[WORK TO COMPLETE]: Rewrite the part that opens with the row containing "List each element" and closes with the row containing "home-circle-icon[interactable] [171,444,185,458]", replacing "invitation code" with "referral code" and keeping everything else the same.

— start of SOURCE RECORDS —

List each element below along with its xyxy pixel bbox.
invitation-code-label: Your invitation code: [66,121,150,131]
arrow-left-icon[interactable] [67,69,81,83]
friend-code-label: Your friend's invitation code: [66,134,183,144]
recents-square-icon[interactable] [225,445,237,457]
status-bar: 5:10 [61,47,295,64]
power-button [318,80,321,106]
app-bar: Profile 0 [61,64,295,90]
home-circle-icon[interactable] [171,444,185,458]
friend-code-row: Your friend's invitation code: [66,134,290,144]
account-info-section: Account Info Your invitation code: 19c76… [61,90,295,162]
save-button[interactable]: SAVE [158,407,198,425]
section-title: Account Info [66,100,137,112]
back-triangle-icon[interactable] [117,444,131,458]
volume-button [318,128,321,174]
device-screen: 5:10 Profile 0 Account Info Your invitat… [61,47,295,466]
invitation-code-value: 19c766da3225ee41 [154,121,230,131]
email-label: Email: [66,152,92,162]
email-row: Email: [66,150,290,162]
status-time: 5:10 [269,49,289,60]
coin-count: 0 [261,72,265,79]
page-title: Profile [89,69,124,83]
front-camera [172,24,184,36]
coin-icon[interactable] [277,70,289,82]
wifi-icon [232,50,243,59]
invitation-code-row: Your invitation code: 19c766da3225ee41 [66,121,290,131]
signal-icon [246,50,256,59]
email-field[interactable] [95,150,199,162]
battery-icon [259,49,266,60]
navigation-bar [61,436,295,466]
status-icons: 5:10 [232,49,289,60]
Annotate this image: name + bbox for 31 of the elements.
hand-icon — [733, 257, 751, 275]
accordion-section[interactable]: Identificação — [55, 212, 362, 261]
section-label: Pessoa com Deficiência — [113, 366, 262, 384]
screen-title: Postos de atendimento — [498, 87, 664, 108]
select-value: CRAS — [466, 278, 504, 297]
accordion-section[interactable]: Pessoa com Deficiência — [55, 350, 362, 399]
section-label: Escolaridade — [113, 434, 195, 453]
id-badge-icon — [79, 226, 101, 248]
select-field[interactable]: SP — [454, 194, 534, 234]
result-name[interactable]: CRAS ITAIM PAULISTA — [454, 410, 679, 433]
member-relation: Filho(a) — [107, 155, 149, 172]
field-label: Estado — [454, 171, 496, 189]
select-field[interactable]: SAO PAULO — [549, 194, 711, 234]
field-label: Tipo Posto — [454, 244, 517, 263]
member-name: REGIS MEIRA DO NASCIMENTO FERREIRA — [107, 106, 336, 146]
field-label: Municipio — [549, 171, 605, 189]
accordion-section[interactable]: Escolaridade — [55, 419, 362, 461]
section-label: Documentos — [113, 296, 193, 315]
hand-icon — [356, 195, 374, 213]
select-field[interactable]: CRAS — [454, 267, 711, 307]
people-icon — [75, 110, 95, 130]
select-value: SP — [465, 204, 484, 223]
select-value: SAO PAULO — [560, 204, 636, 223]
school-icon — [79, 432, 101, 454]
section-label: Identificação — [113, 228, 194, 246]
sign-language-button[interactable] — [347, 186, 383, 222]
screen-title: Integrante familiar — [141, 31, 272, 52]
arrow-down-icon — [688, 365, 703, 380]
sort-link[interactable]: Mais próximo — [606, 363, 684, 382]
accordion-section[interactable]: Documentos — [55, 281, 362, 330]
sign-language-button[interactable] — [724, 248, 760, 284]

— end of SOURCE RECORDS —
— start of SOURCE RECORDS —

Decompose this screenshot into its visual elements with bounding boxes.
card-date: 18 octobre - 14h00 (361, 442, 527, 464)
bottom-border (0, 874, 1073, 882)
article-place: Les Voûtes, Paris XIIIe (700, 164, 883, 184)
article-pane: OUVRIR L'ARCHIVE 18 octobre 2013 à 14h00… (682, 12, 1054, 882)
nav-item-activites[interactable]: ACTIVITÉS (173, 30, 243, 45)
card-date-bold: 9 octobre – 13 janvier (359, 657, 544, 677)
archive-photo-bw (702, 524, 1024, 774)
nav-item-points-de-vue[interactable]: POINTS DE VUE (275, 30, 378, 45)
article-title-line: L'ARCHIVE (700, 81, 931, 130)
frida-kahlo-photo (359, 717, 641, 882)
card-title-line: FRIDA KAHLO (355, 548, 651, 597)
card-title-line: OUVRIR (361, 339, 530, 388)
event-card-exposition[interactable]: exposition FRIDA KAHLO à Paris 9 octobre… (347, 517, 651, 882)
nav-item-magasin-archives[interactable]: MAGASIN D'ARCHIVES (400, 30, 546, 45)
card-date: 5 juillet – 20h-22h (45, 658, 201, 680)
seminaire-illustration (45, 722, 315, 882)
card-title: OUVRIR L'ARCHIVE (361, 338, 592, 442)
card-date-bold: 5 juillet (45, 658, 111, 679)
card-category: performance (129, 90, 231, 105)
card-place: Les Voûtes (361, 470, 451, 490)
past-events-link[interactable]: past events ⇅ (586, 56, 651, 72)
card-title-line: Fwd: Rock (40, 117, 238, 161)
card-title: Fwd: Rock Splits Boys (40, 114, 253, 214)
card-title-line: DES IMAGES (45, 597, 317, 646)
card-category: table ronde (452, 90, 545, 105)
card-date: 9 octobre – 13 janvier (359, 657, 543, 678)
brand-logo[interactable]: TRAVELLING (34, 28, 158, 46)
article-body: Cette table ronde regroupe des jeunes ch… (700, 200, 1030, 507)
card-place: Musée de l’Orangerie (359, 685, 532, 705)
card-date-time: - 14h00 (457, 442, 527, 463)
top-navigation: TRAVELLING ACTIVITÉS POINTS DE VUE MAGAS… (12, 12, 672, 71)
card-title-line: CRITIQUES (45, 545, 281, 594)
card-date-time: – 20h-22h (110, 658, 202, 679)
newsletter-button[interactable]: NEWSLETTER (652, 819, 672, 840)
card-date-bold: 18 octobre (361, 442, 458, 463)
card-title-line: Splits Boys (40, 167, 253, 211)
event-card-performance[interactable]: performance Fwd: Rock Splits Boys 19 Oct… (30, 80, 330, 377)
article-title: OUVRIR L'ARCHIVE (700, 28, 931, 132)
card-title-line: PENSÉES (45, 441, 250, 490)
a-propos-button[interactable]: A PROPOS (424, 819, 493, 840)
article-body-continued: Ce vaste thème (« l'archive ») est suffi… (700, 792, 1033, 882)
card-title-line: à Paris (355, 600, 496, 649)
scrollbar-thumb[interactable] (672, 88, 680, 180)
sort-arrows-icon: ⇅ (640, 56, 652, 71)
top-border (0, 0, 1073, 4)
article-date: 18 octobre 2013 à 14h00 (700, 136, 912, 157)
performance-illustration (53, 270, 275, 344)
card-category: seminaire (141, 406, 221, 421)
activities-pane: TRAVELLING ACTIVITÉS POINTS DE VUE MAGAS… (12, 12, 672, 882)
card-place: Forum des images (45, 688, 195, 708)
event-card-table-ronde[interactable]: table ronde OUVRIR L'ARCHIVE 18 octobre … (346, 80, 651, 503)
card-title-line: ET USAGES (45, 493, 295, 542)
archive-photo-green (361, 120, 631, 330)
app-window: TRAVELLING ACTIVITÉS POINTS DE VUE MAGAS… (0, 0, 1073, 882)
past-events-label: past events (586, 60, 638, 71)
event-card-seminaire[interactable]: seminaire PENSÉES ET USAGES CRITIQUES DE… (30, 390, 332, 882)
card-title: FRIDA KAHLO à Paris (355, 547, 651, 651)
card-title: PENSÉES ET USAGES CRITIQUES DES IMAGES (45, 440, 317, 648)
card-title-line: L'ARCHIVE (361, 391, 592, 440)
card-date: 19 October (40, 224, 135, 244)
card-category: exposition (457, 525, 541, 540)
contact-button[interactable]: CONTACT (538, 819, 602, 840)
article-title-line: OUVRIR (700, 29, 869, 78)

— end of SOURCE RECORDS —

[ANSWER TO THIS PROBLEM]:
List each element below along with its xyxy pixel bbox.
invitation-code-label: Your referral code: [66,121,150,131]
arrow-left-icon[interactable] [67,69,81,83]
friend-code-label: Your friend's referral code: [66,134,183,144]
recents-square-icon[interactable] [225,445,237,457]
status-bar: 5:10 [61,47,295,64]
power-button [318,80,321,106]
app-bar: Profile 0 [61,64,295,90]
home-circle-icon[interactable] [171,444,185,458]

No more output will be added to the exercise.